Raw records:

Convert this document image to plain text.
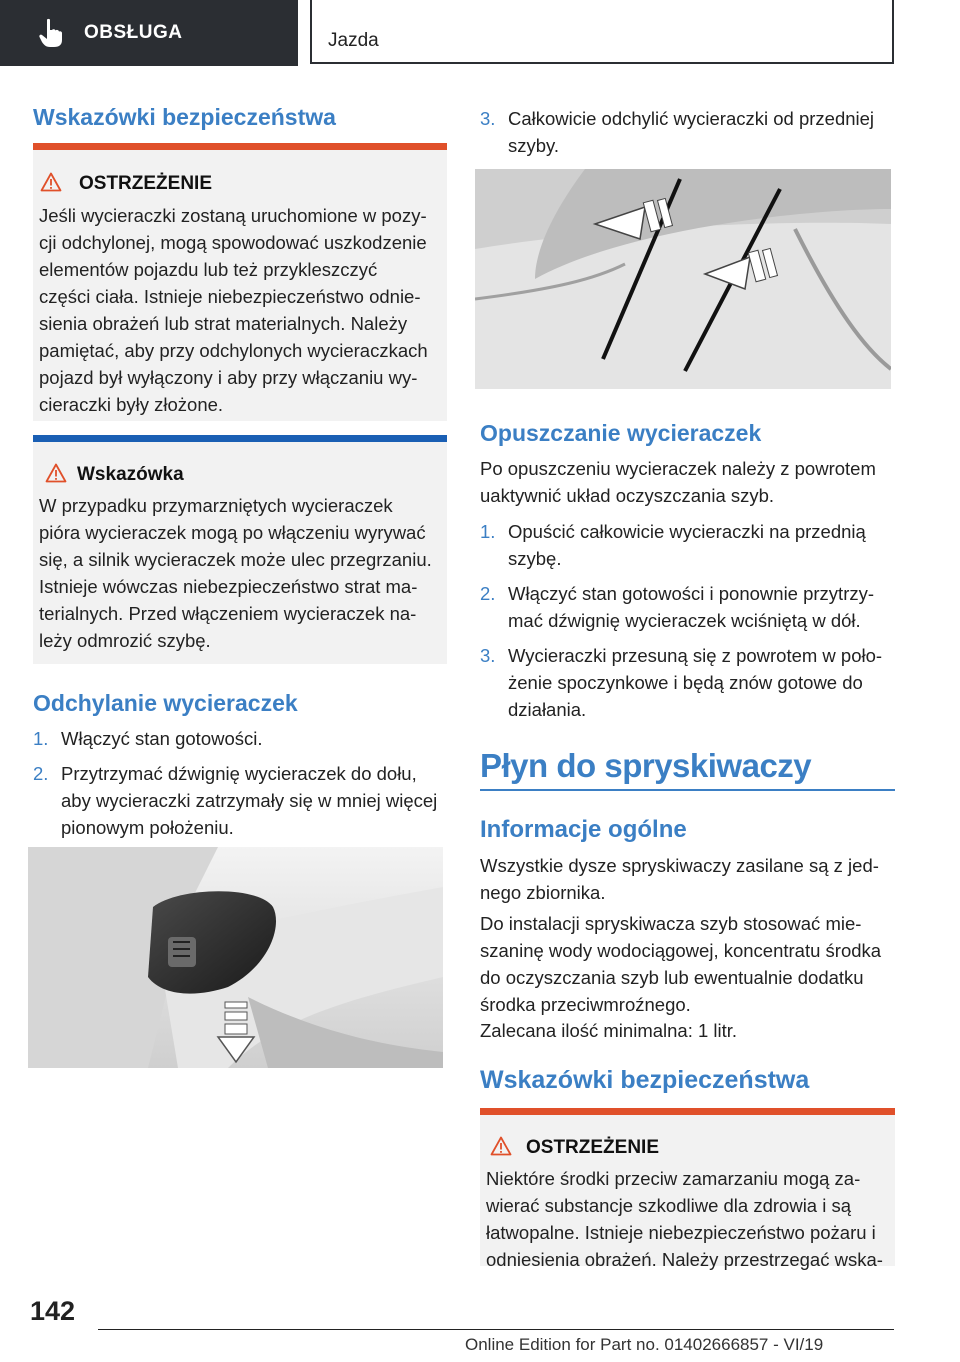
OBSŁUGA	Jazda
Wskazówki bezpieczeństwa
OSTRZEŻENIE

Jeśli wycieraczki zostaną uruchomione w pozy‐
cji odchylonej, mogą spowodować uszkodzenie
elementów pojazdu lub też przykleszczyć
części ciała. Istnieje niebezpieczeństwo odnie‐
sienia obrażeń lub strat materialnych. Należy
pamiętać, aby przy odchylonych wycieraczkach
pojazd był wyłączony i aby przy włączaniu wy‐
cieraczki były złożone.

Wskazówka

W przypadku przymarzniętych wycieraczek
pióra wycieraczek mogą po włączeniu wyrywać
się, a silnik wycieraczek może ulec przegrzaniu.
Istnieje wówczas niebezpieczeństwo strat ma‐
terialnych. Przed włączeniem wycieraczek na‐
leży odmrozić szybę.

Odchylanie wycieraczek
1. Włączyć stan gotowości.
2. Przytrzymać dźwignię wycieraczek do dołu,
aby wycieraczki zatrzymały się w mniej więcej
pionowym położeniu.
3. Całkowicie odchylić wycieraczki od przedniej
szyby.
Opuszczanie wycieraczek

Po opuszczeniu wycieraczek należy z powrotem
uaktywnić układ oczyszczania szyb.

1. Opuścić całkowicie wycieraczki na przednią
szybę.
2. Włączyć stan gotowości i ponownie przytrzy‐
mać dźwignię wycieraczek wciśniętą w dół.
3. Wycieraczki przesuną się z powrotem w poło‐
żenie spoczynkowe i będą znów gotowe do
działania.
Płyn do spryskiwaczy
Informacje ogólne

Wszystkie dysze spryskiwaczy zasilane są z jed‐
nego zbiornika.

Do instalacji spryskiwacza szyb stosować mie‐
szaninę wody wodociągowej, koncentratu środka
do oczyszczania szyb lub ewentualnie dodatku
środka przeciwmroźnego.

Zalecana ilość minimalna: 1 litr.

Wskazówki bezpieczeństwa
OSTRZEŻENIE

Niektóre środki przeciw zamarzaniu mogą za‐
wierać substancje szkodliwe dla zdrowia i są
łatwopalne. Istnieje niebezpieczeństwo pożaru i
odniesienia obrażeń. Należy przestrzegać wska‐

142
Online Edition for Part no. 01402666857 - VI/19
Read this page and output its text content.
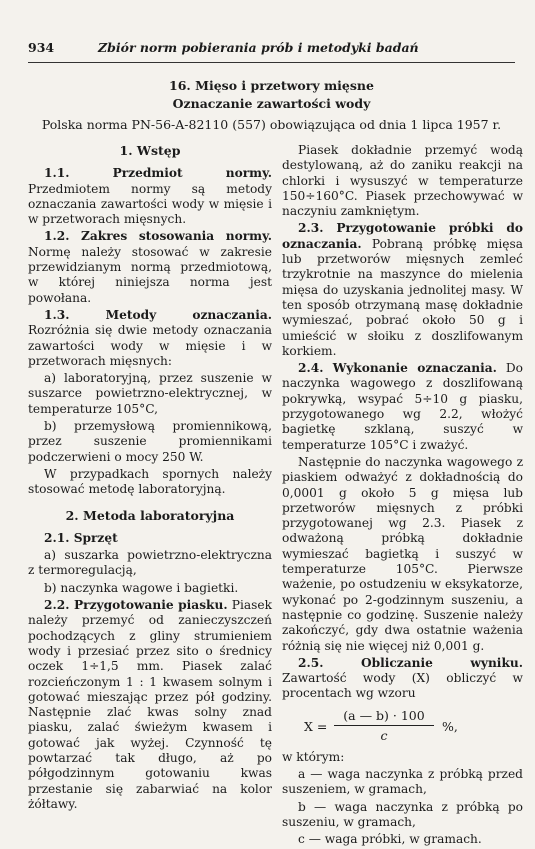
934	Zbiór norm pobierania prób i metodyki badań
16. Mięso i przetwory mięsne
Oznaczanie zawartości wody
Polska norma PN-56-A-82110 (557) obowiązująca od dnia 1 lipca 1957 r.
1. Wstęp

1.1. Przedmiot normy. Przedmiotem normy są metody oznaczania zawartości wody w mięsie i w przetworach mięsnych.

1.2. Zakres stosowania normy. Normę należy stosować w zakresie przewidzianym normą przedmiotową, w której niniejsza norma jest powołana.

1.3. Metody oznaczania. Rozróżnia się dwie metody oznaczania zawartości wody w mięsie i w przetworach mięsnych:

a) laboratoryjną, przez suszenie w suszarce powietrzno-elektrycznej, w temperaturze 105°C,

b) przemysłową promiennikową, przez suszenie promiennikami podczerwieni o mocy 250 W.

W przypadkach spornych należy stosować metodę laboratoryjną.

2. Metoda laboratoryjna

2.1. Sprzęt

a) suszarka powietrzno-elektryczna z termoregulacją,

b) naczynka wagowe i bagietki.

2.2. Przygotowanie piasku. Piasek należy przemyć od zanieczyszczeń pochodzących z gliny strumieniem wody i przesiać przez sito o średnicy oczek 1÷1,5 mm. Piasek zalać rozcieńczonym 1 : 1 kwasem solnym i gotować mieszając przez pół godziny. Następnie zlać kwas solny znad piasku, zalać świeżym kwasem i gotować jak wyżej. Czynność tę powtarzać tak długo, aż po półgodzinnym gotowaniu kwas przestanie się zabarwiać na kolor żółtawy.

Piasek dokładnie przemyć wodą destylowaną, aż do zaniku reakcji na chlorki i wysuszyć w temperaturze 150÷160°C. Piasek przechowywać w naczyniu zamkniętym.

2.3. Przygotowanie próbki do oznaczania. Pobraną próbkę mięsa lub przetworów mięsnych zemleć trzykrotnie na maszynce do mielenia mięsa do uzyskania jednolitej masy. W ten sposób otrzymaną masę dokładnie wymieszać, pobrać około 50 g i umieścić w słoiku z doszlifowanym korkiem.

2.4. Wykonanie oznaczania. Do naczynka wagowego z doszlifowaną pokrywką, wsypać 5÷10 g piasku, przygotowanego wg 2.2, włożyć bagietkę szklaną, suszyć w temperaturze 105°C i zważyć.

Następnie do naczynka wagowego z piaskiem odważyć z dokładnością do 0,0001 g około 5 g mięsa lub przetworów mięsnych z próbki przygotowanej wg 2.3. Piasek z odważoną próbką dokładnie wymieszać bagietką i suszyć w temperaturze 105°C. Pierwsze ważenie, po ostudzeniu w eksykatorze, wykonać po 2-godzinnym suszeniu, a następnie co godzinę. Suszenie należy zakończyć, gdy dwa ostatnie ważenia różnią się nie więcej niż 0,001 g.

2.5. Obliczanie wyniku. Zawartość wody (X) obliczyć w procentach wg wzoru

$X = \frac{(a — b) \cdot 100}{c}$ %,

w którym:

a — waga naczynka z próbką przed suszeniem, w gramach,

b — waga naczynka z próbką po suszeniu, w gramach,

c — waga próbki, w gramach.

Task instructions:
Extract the text of all the records above verbatim, excluding pictures.

Output below:
Convert this document image to plain text.
OBSŁUGA	Jazda
Wskazówki bezpieczeństwa
OSTRZEŻENIE

Jeśli wycieraczki zostaną uruchomione w pozy‐
cji odchylonej, mogą spowodować uszkodzenie
elementów pojazdu lub też przykleszczyć
części ciała. Istnieje niebezpieczeństwo odnie‐
sienia obrażeń lub strat materialnych. Należy
pamiętać, aby przy odchylonych wycieraczkach
pojazd był wyłączony i aby przy włączaniu wy‐
cieraczki były złożone.

Wskazówka

W przypadku przymarzniętych wycieraczek
pióra wycieraczek mogą po włączeniu wyrywać
się, a silnik wycieraczek może ulec przegrzaniu.
Istnieje wówczas niebezpieczeństwo strat ma‐
terialnych. Przed włączeniem wycieraczek na‐
leży odmrozić szybę.

Odchylanie wycieraczek
1. Włączyć stan gotowości.
2. Przytrzymać dźwignię wycieraczek do dołu,
aby wycieraczki zatrzymały się w mniej więcej
pionowym położeniu.
3. Całkowicie odchylić wycieraczki od przedniej
szyby.
Opuszczanie wycieraczek

Po opuszczeniu wycieraczek należy z powrotem
uaktywnić układ oczyszczania szyb.

1. Opuścić całkowicie wycieraczki na przednią
szybę.
2. Włączyć stan gotowości i ponownie przytrzy‐
mać dźwignię wycieraczek wciśniętą w dół.
3. Wycieraczki przesuną się z powrotem w poło‐
żenie spoczynkowe i będą znów gotowe do
działania.
Płyn do spryskiwaczy
Informacje ogólne

Wszystkie dysze spryskiwaczy zasilane są z jed‐
nego zbiornika.

Do instalacji spryskiwacza szyb stosować mie‐
szaninę wody wodociągowej, koncentratu środka
do oczyszczania szyb lub ewentualnie dodatku
środka przeciwmroźnego.

Zalecana ilość minimalna: 1 litr.

Wskazówki bezpieczeństwa
OSTRZEŻENIE

Niektóre środki przeciw zamarzaniu mogą za‐
wierać substancje szkodliwe dla zdrowia i są
łatwopalne. Istnieje niebezpieczeństwo pożaru i
odniesienia obrażeń. Należy przestrzegać wska‐

142
Online Edition for Part no. 01402666857 - VI/19
Read this page and output its text content.
934	Zbiór norm pobierania prób i metodyki badań
16. Mięso i przetwory mięsne
Oznaczanie zawartości wody
Polska norma PN-56-A-82110 (557) obowiązująca od dnia 1 lipca 1957 r.
1. Wstęp

1.1. Przedmiot normy. Przedmiotem normy są metody oznaczania zawartości wody w mięsie i w przetworach mięsnych.

1.2. Zakres stosowania normy. Normę należy stosować w zakresie przewidzianym normą przedmiotową, w której niniejsza norma jest powołana.

1.3. Metody oznaczania. Rozróżnia się dwie metody oznaczania zawartości wody w mięsie i w przetworach mięsnych:

a) laboratoryjną, przez suszenie w suszarce powietrzno-elektrycznej, w temperaturze 105°C,

b) przemysłową promiennikową, przez suszenie promiennikami podczerwieni o mocy 250 W.

W przypadkach spornych należy stosować metodę laboratoryjną.

2. Metoda laboratoryjna

2.1. Sprzęt

a) suszarka powietrzno-elektryczna z termoregulacją,

b) naczynka wagowe i bagietki.

2.2. Przygotowanie piasku. Piasek należy przemyć od zanieczyszczeń pochodzących z gliny strumieniem wody i przesiać przez sito o średnicy oczek 1÷1,5 mm. Piasek zalać rozcieńczonym 1 : 1 kwasem solnym i gotować mieszając przez pół godziny. Następnie zlać kwas solny znad piasku, zalać świeżym kwasem i gotować jak wyżej. Czynność tę powtarzać tak długo, aż po półgodzinnym gotowaniu kwas przestanie się zabarwiać na kolor żółtawy.

Piasek dokładnie przemyć wodą destylowaną, aż do zaniku reakcji na chlorki i wysuszyć w temperaturze 150÷160°C. Piasek przechowywać w naczyniu zamkniętym.

2.3. Przygotowanie próbki do oznaczania. Pobraną próbkę mięsa lub przetworów mięsnych zemleć trzykrotnie na maszynce do mielenia mięsa do uzyskania jednolitej masy. W ten sposób otrzymaną masę dokładnie wymieszać, pobrać około 50 g i umieścić w słoiku z doszlifowanym korkiem.

2.4. Wykonanie oznaczania. Do naczynka wagowego z doszlifowaną pokrywką, wsypać 5÷10 g piasku, przygotowanego wg 2.2, włożyć bagietkę szklaną, suszyć w temperaturze 105°C i zważyć.

Następnie do naczynka wagowego z piaskiem odważyć z dokładnością do 0,0001 g około 5 g mięsa lub przetworów mięsnych z próbki przygotowanej wg 2.3. Piasek z odważoną próbką dokładnie wymieszać bagietką i suszyć w temperaturze 105°C. Pierwsze ważenie, po ostudzeniu w eksykatorze, wykonać po 2-godzinnym suszeniu, a następnie co godzinę. Suszenie należy zakończyć, gdy dwa ostatnie ważenia różnią się nie więcej niż 0,001 g.

2.5. Obliczanie wyniku. Zawartość wody (X) obliczyć w procentach wg wzoru

$X = \frac{(a — b) \cdot 100}{c}$ %,

w którym:

a — waga naczynka z próbką przed suszeniem, w gramach,

b — waga naczynka z próbką po suszeniu, w gramach,

c — waga próbki, w gramach.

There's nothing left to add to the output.